■ SET PROBLEM
Return each line of the data below verbatim; pictures are to be left out.

========================

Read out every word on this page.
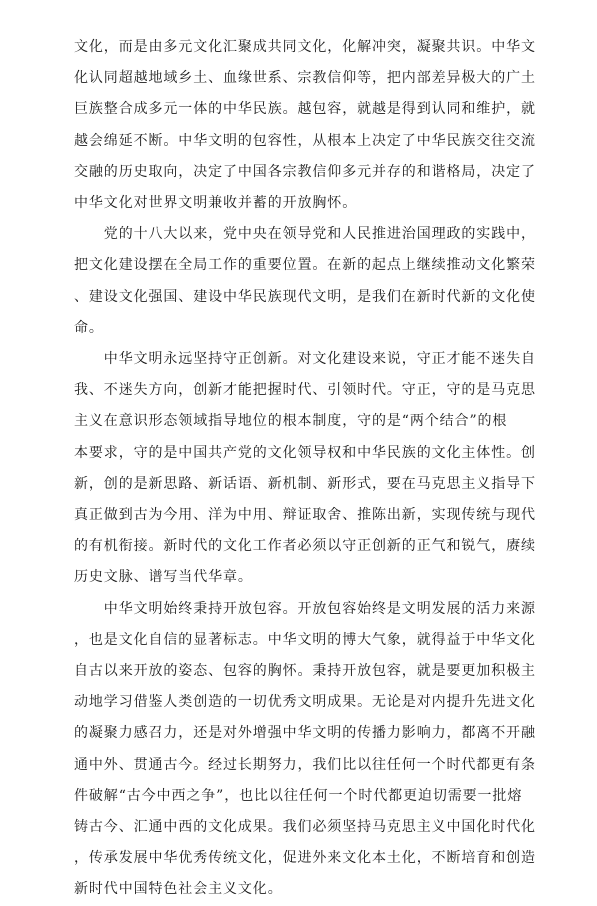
文化，而是由多元文化汇聚成共同文化，化解冲突，凝聚共识。中华文
化认同超越地域乡土、血缘世系、宗教信仰等，把内部差异极大的广土
巨族整合成多元一体的中华民族。越包容，就越是得到认同和维护，就
越会绵延不断。中华文明的包容性，从根本上决定了中华民族交往交流
交融的历史取向，决定了中国各宗教信仰多元并存的和谐格局，决定了
中华文化对世界文明兼收并蓄的开放胸怀。
　　党的十八大以来，党中央在领导党和人民推进治国理政的实践中，
把文化建设摆在全局工作的重要位置。在新的起点上继续推动文化繁荣
、建设文化强国、建设中华民族现代文明，是我们在新时代新的文化使
命。
　　中华文明永远坚持守正创新。对文化建设来说，守正才能不迷失自
我、不迷失方向，创新才能把握时代、引领时代。守正，守的是马克思
主义在意识形态领域指导地位的根本制度，守的是“两个结合”的根
本要求，守的是中国共产党的文化领导权和中华民族的文化主体性。创
新，创的是新思路、新话语、新机制、新形式，要在马克思主义指导下
真正做到古为今用、洋为中用、辩证取舍、推陈出新，实现传统与现代
的有机衔接。新时代的文化工作者必须以守正创新的正气和锐气，赓续
历史文脉、谱写当代华章。
　　中华文明始终秉持开放包容。开放包容始终是文明发展的活力来源
，也是文化自信的显著标志。中华文明的博大气象，就得益于中华文化
自古以来开放的姿态、包容的胸怀。秉持开放包容，就是要更加积极主
动地学习借鉴人类创造的一切优秀文明成果。无论是对内提升先进文化
的凝聚力感召力，还是对外增强中华文明的传播力影响力，都离不开融
通中外、贯通古今。经过长期努力，我们比以往任何一个时代都更有条
件破解“古今中西之争”，也比以往任何一个时代都更迫切需要一批熔
铸古今、汇通中西的文化成果。我们必须坚持马克思主义中国化时代化
，传承发展中华优秀传统文化，促进外来文化本土化，不断培育和创造
新时代中国特色社会主义文化。
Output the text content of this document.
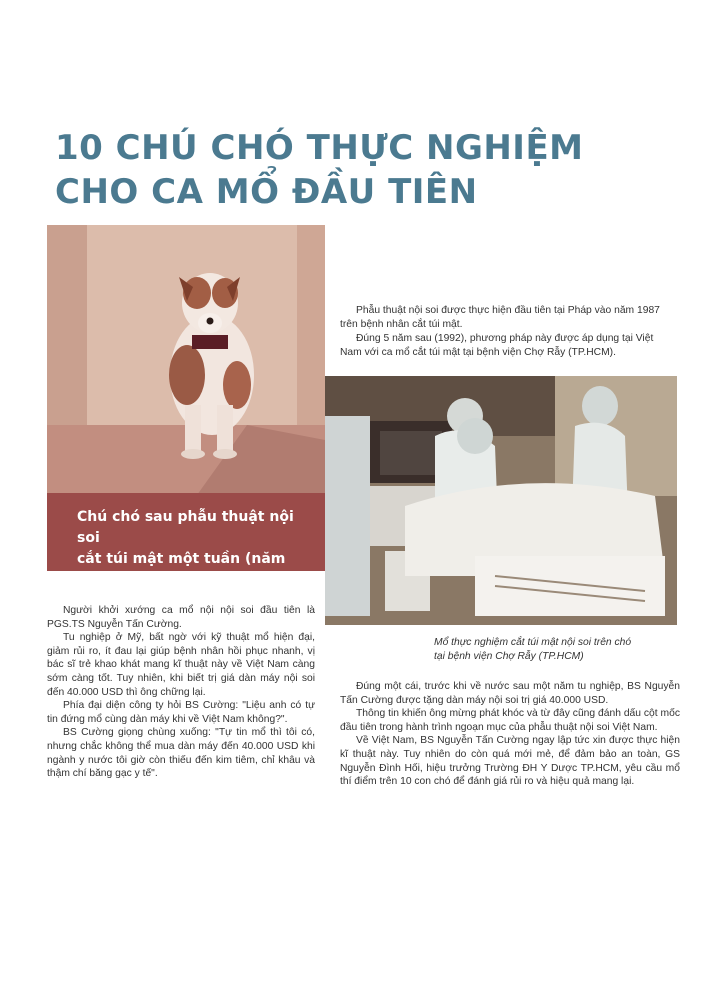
10 CHÚ CHÓ THỰC NGHIỆM
CHO CA MỔ ĐẦU TIÊN
Chú chó sau phẫu thuật nội soi
cắt túi mật một tuần (năm 1992)

Phẫu thuật nội soi được thực hiện đầu tiên tại Pháp vào năm 1987 trên bệnh nhân cắt túi mật.

Đúng 5 năm sau (1992), phương pháp này được áp dụng tại Việt Nam với ca mổ cắt túi mật tại bệnh viện Chợ Rẫy (TP.HCM).

Mổ thực nghiệm cắt túi mật nội soi trên chó
tại bệnh viện Chợ Rẫy (TP.HCM)

Người khởi xướng ca mổ nội nội soi đầu tiên là PGS.TS Nguyễn Tấn Cường.

Tu nghiệp ở Mỹ, bất ngờ với kỹ thuật mổ hiện đại, giảm rủi ro, ít đau lại giúp bệnh nhân hồi phục nhanh, vị bác sĩ trẻ khao khát mang kĩ thuật này về Việt Nam càng sớm càng tốt. Tuy nhiên, khi biết trị giá dàn máy nội soi đến 40.000 USD thì ông chững lại.

Phía đại diện công ty hỏi BS Cường: "Liệu anh có tự tin đứng mổ cùng dàn máy khi về Việt Nam không?".

BS Cường giọng chùng xuống: "Tự tin mổ thì tôi có, nhưng chắc không thể mua dàn máy đến 40.000 USD khi ngành y nước tôi giờ còn thiếu đến kim tiêm, chỉ khâu và thậm chí băng gạc y tế".

Đúng một cái, trước khi về nước sau một năm tu nghiệp, BS Nguyễn Tấn Cường được tặng dàn máy nội soi trị giá 40.000 USD.

Thông tin khiến ông mừng phát khóc và từ đây cũng đánh dấu cột mốc đầu tiên trong hành trình ngoạn mục của phẫu thuật nội soi Việt Nam.

Về Việt Nam, BS Nguyễn Tấn Cường ngay lập tức xin được thực hiện kĩ thuật này. Tuy nhiên do còn quá mới mẻ, để đảm bảo an toàn, GS Nguyễn Đình Hối, hiệu trưởng Trường ĐH Y Dược TP.HCM, yêu cầu mổ thí điểm trên 10 con chó để đánh giá rủi ro và hiệu quả mang lại.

========================

■ TASK OUTPUT
Read out every word on this page.
文化，而是由多元文化汇聚成共同文化，化解冲突，凝聚共识。中华文
化认同超越地域乡土、血缘世系、宗教信仰等，把内部差异极大的广土
巨族整合成多元一体的中华民族。越包容，就越是得到认同和维护，就
越会绵延不断。中华文明的包容性，从根本上决定了中华民族交往交流
交融的历史取向，决定了中国各宗教信仰多元并存的和谐格局，决定了
中华文化对世界文明兼收并蓄的开放胸怀。
　　党的十八大以来，党中央在领导党和人民推进治国理政的实践中，
把文化建设摆在全局工作的重要位置。在新的起点上继续推动文化繁荣
、建设文化强国、建设中华民族现代文明，是我们在新时代新的文化使
命。
　　中华文明永远坚持守正创新。对文化建设来说，守正才能不迷失自
我、不迷失方向，创新才能把握时代、引领时代。守正，守的是马克思
主义在意识形态领域指导地位的根本制度，守的是“两个结合”的根
本要求，守的是中国共产党的文化领导权和中华民族的文化主体性。创
新，创的是新思路、新话语、新机制、新形式，要在马克思主义指导下
真正做到古为今用、洋为中用、辩证取舍、推陈出新，实现传统与现代
的有机衔接。新时代的文化工作者必须以守正创新的正气和锐气，赓续
历史文脉、谱写当代华章。
　　中华文明始终秉持开放包容。开放包容始终是文明发展的活力来源
，也是文化自信的显著标志。中华文明的博大气象，就得益于中华文化
自古以来开放的姿态、包容的胸怀。秉持开放包容，就是要更加积极主
动地学习借鉴人类创造的一切优秀文明成果。无论是对内提升先进文化
的凝聚力感召力，还是对外增强中华文明的传播力影响力，都离不开融
通中外、贯通古今。经过长期努力，我们比以往任何一个时代都更有条
件破解“古今中西之争”，也比以往任何一个时代都更迫切需要一批熔
铸古今、汇通中西的文化成果。我们必须坚持马克思主义中国化时代化
，传承发展中华优秀传统文化，促进外来文化本土化，不断培育和创造
新时代中国特色社会主义文化。
Output the text content of this document.
10 CHÚ CHÓ THỰC NGHIỆM
CHO CA MỔ ĐẦU TIÊN
Chú chó sau phẫu thuật nội soi
cắt túi mật một tuần (năm 1992)

Phẫu thuật nội soi được thực hiện đầu tiên tại Pháp vào năm 1987 trên bệnh nhân cắt túi mật.

Đúng 5 năm sau (1992), phương pháp này được áp dụng tại Việt Nam với ca mổ cắt túi mật tại bệnh viện Chợ Rẫy (TP.HCM).

Mổ thực nghiệm cắt túi mật nội soi trên chó
tại bệnh viện Chợ Rẫy (TP.HCM)

Người khởi xướng ca mổ nội nội soi đầu tiên là PGS.TS Nguyễn Tấn Cường.

Tu nghiệp ở Mỹ, bất ngờ với kỹ thuật mổ hiện đại, giảm rủi ro, ít đau lại giúp bệnh nhân hồi phục nhanh, vị bác sĩ trẻ khao khát mang kĩ thuật này về Việt Nam càng sớm càng tốt. Tuy nhiên, khi biết trị giá dàn máy nội soi đến 40.000 USD thì ông chững lại.

Phía đại diện công ty hỏi BS Cường: "Liệu anh có tự tin đứng mổ cùng dàn máy khi về Việt Nam không?".

BS Cường giọng chùng xuống: "Tự tin mổ thì tôi có, nhưng chắc không thể mua dàn máy đến 40.000 USD khi ngành y nước tôi giờ còn thiếu đến kim tiêm, chỉ khâu và thậm chí băng gạc y tế".

Đúng một cái, trước khi về nước sau một năm tu nghiệp, BS Nguyễn Tấn Cường được tặng dàn máy nội soi trị giá 40.000 USD.

Thông tin khiến ông mừng phát khóc và từ đây cũng đánh dấu cột mốc đầu tiên trong hành trình ngoạn mục của phẫu thuật nội soi Việt Nam.

Về Việt Nam, BS Nguyễn Tấn Cường ngay lập tức xin được thực hiện kĩ thuật này. Tuy nhiên do còn quá mới mẻ, để đảm bảo an toàn, GS Nguyễn Đình Hối, hiệu trưởng Trường ĐH Y Dược TP.HCM, yêu cầu mổ thí điểm trên 10 con chó để đánh giá rủi ro và hiệu quả mang lại.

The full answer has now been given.